[Records from a data collection]
▼
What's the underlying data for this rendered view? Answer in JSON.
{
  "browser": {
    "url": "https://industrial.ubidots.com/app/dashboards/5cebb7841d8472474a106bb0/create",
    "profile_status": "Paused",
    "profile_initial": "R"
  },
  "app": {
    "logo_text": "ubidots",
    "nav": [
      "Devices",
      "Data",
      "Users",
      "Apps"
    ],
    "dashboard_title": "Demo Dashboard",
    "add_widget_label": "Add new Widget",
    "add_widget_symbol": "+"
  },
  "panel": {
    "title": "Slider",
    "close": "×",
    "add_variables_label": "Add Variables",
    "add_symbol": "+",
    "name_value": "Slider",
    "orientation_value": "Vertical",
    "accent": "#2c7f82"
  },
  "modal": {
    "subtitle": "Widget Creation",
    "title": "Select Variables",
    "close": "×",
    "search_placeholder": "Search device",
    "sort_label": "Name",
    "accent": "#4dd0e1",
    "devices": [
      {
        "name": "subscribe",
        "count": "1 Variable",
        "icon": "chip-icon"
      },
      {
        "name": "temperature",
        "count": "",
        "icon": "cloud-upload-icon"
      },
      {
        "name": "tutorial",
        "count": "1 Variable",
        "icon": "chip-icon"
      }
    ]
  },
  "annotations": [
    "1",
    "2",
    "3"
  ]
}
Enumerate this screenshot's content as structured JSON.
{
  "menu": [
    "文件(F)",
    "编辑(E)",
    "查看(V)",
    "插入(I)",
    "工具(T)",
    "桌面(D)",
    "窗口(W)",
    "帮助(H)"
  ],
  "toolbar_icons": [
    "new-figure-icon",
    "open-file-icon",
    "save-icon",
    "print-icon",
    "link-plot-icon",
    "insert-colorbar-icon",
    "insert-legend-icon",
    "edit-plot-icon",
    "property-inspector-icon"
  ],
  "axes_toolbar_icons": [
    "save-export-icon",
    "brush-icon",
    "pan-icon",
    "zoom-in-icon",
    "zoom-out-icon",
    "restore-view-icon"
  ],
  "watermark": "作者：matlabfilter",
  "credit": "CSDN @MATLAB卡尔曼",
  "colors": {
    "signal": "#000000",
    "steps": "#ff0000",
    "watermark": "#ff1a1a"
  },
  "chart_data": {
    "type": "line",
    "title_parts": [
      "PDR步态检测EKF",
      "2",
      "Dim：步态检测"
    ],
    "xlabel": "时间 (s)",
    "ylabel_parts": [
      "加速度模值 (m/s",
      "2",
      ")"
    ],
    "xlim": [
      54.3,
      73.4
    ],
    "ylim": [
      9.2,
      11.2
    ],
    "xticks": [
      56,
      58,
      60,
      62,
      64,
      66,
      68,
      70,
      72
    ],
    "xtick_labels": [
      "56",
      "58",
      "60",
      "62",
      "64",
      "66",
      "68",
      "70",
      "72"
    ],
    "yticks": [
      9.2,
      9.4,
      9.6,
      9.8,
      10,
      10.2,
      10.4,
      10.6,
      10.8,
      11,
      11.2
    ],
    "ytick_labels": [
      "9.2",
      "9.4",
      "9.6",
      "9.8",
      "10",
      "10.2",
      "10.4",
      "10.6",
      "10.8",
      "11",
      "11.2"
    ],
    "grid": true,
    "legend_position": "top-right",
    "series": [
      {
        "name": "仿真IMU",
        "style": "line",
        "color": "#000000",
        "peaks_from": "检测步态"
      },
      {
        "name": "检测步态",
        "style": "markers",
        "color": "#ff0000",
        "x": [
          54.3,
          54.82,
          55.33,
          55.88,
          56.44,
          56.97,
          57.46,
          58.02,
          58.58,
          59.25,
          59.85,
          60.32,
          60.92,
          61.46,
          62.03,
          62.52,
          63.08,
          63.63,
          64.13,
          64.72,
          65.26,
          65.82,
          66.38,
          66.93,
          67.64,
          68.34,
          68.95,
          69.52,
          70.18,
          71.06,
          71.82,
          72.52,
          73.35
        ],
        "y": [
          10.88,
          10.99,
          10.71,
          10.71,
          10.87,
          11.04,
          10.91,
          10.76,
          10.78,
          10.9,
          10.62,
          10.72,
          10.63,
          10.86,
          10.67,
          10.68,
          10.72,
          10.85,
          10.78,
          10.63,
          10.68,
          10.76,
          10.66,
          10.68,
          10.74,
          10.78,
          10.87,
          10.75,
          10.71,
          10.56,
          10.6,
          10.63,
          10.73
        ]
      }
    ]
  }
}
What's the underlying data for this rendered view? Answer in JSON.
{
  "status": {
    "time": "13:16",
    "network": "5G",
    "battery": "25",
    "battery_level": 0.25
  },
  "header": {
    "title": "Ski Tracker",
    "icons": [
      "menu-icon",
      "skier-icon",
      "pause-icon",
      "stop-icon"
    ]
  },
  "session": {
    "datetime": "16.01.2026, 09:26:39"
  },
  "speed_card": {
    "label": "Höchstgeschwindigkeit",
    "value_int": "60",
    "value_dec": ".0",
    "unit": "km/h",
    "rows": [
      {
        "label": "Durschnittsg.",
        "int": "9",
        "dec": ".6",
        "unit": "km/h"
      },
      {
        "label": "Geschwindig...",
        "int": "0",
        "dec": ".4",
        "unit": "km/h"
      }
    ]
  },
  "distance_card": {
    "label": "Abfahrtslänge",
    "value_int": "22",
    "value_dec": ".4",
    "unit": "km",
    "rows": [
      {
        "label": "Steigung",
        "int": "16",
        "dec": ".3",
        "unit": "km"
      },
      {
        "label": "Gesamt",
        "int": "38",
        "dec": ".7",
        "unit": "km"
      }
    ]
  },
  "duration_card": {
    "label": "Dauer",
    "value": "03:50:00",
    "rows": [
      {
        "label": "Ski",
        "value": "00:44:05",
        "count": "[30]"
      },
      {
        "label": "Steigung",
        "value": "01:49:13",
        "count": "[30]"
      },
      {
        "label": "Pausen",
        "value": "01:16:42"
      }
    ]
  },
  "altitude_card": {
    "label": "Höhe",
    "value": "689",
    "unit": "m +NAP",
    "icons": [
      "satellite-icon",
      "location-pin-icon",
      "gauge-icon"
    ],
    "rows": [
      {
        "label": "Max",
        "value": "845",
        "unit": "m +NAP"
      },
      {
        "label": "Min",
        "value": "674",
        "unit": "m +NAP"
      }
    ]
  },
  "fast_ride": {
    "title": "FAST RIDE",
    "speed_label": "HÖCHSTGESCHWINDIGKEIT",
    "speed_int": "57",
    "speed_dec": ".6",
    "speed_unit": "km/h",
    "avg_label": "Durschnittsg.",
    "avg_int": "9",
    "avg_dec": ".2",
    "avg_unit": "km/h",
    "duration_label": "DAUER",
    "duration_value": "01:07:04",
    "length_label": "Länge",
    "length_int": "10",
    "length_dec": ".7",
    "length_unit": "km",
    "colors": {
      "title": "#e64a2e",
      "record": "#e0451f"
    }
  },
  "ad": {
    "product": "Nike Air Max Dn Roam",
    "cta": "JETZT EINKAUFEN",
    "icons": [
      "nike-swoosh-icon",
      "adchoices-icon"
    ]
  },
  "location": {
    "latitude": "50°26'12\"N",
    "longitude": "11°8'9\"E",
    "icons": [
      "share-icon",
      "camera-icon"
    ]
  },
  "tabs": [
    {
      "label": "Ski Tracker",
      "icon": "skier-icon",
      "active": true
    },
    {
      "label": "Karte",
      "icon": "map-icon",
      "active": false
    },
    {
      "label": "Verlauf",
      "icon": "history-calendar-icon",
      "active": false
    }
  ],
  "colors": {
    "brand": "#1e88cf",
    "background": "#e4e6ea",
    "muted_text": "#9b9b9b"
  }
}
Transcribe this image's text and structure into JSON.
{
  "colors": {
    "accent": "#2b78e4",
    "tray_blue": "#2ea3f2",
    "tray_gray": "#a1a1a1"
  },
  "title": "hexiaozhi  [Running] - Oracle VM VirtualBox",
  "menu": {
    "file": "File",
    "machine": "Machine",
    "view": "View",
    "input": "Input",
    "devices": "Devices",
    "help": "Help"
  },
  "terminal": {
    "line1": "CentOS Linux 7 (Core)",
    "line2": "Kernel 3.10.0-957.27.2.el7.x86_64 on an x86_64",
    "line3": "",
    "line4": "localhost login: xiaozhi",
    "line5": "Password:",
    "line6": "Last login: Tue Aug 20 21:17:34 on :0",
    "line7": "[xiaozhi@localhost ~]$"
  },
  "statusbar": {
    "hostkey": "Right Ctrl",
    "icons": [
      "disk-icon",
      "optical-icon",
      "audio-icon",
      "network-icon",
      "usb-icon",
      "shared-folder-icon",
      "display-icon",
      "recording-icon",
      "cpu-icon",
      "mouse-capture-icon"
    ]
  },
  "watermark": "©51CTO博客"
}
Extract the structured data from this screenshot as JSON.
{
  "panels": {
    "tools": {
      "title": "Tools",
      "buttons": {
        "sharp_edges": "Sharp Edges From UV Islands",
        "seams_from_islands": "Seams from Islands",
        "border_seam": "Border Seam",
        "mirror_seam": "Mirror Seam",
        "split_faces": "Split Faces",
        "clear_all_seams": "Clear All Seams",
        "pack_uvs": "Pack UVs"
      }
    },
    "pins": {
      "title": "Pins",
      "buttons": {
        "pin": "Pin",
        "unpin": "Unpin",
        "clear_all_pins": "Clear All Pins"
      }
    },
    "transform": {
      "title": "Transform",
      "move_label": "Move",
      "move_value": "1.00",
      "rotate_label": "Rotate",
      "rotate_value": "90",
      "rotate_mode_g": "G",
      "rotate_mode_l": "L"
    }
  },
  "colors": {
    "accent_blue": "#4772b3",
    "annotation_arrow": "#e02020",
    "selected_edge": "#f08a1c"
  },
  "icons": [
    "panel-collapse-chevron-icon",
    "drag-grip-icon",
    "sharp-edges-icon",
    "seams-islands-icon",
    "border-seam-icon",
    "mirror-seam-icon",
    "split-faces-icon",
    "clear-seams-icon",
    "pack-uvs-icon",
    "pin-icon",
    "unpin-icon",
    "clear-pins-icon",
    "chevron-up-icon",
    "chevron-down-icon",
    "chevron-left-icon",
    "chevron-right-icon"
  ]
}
▲
Beginning with the line that contains "Extract the structured", repeat every line through the end of the records and nothing more.

Extract the structured data from this screenshot as JSON.
{
  "panels": {
    "tools": {
      "title": "Tools",
      "buttons": {
        "sharp_edges": "Sharp Edges From UV Islands",
        "seams_from_islands": "Seams from Islands",
        "border_seam": "Border Seam",
        "mirror_seam": "Mirror Seam",
        "split_faces": "Split Faces",
        "clear_all_seams": "Clear All Seams",
        "pack_uvs": "Pack UVs"
      }
    },
    "pins": {
      "title": "Pins",
      "buttons": {
        "pin": "Pin",
        "unpin": "Unpin",
        "clear_all_pins": "Clear All Pins"
      }
    },
    "transform": {
      "title": "Transform",
      "move_label": "Move",
      "move_value": "1.00",
      "rotate_label": "Rotate",
      "rotate_value": "90",
      "rotate_mode_g": "G",
      "rotate_mode_l": "L"
    }
  },
  "colors": {
    "accent_blue": "#4772b3",
    "annotation_arrow": "#e02020",
    "selected_edge": "#f08a1c"
  },
  "icons": [
    "panel-collapse-chevron-icon",
    "drag-grip-icon",
    "sharp-edges-icon",
    "seams-islands-icon",
    "border-seam-icon",
    "mirror-seam-icon",
    "split-faces-icon",
    "clear-seams-icon",
    "pack-uvs-icon",
    "pin-icon",
    "unpin-icon",
    "clear-pins-icon",
    "chevron-up-icon",
    "chevron-down-icon",
    "chevron-left-icon",
    "chevron-right-icon"
  ]
}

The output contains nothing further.